--- AIM ---
Show every line containing "connection" by copying it.
============
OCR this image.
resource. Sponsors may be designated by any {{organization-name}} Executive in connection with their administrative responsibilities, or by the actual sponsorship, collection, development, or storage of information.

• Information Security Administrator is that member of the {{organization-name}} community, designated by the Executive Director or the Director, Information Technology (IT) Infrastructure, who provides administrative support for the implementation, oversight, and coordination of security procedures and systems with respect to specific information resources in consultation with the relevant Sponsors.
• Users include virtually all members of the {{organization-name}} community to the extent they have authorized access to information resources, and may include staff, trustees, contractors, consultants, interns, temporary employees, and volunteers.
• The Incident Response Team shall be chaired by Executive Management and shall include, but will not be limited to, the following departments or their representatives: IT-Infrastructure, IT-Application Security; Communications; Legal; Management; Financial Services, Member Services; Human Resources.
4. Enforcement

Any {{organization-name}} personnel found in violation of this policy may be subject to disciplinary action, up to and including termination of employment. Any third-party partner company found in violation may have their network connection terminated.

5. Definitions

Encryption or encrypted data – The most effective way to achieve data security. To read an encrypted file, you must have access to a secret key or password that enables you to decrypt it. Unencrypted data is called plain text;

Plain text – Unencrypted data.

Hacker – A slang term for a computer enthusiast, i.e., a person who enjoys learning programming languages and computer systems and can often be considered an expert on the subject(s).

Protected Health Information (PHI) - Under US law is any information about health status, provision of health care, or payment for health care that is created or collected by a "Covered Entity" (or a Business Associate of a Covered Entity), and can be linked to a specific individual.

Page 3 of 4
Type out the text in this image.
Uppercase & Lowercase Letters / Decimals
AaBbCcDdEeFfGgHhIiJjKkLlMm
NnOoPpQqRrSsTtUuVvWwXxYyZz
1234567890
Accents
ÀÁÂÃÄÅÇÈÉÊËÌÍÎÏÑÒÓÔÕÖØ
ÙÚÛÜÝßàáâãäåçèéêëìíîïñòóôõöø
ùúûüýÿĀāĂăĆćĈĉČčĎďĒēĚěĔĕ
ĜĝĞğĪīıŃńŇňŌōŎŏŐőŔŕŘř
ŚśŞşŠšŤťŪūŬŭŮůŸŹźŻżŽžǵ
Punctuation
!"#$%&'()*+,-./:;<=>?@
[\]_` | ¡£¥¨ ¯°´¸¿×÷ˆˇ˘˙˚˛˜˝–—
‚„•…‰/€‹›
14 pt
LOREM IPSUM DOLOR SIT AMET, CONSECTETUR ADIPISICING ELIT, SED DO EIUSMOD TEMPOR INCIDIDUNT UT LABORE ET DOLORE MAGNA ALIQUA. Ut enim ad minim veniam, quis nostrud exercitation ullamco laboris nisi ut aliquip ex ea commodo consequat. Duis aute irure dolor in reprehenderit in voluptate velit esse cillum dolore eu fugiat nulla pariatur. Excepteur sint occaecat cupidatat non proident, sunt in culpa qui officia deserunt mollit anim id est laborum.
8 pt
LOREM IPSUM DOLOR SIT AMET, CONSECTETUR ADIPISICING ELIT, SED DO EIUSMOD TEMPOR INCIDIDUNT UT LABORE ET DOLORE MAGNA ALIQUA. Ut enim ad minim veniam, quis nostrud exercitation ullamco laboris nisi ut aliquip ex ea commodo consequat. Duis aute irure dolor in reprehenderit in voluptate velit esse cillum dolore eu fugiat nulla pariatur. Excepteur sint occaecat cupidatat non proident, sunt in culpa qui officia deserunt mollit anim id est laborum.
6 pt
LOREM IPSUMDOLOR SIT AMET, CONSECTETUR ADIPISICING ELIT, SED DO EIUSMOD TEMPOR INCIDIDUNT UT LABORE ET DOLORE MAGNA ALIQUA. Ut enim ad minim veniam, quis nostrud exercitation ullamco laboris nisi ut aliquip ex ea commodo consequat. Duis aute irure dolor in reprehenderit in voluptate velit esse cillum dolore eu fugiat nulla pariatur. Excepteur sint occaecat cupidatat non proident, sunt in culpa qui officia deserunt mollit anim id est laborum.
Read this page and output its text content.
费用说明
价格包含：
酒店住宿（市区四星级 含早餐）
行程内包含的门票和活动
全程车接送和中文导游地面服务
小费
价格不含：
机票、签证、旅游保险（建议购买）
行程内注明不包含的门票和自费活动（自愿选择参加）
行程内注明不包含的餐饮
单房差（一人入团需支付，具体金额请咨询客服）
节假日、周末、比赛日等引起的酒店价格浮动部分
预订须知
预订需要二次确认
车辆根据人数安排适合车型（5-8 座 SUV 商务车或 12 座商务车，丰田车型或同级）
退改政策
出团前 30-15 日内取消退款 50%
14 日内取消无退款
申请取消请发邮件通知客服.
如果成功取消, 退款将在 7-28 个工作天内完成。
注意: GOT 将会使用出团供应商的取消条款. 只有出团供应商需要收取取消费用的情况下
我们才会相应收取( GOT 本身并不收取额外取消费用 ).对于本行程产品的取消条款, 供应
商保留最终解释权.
============
--- EXERCISE RESULT ---
resource. Sponsors may be designated by any {{organization-name}} Executive in connection with their administrative responsibilities, or by the actual sponsorship, collection, development, or storage of information.
Any {{organization-name}} personnel found in violation of this policy may be subject to disciplinary action, up to and including termination of employment. Any third-party partner company found in violation may have their network connection terminated.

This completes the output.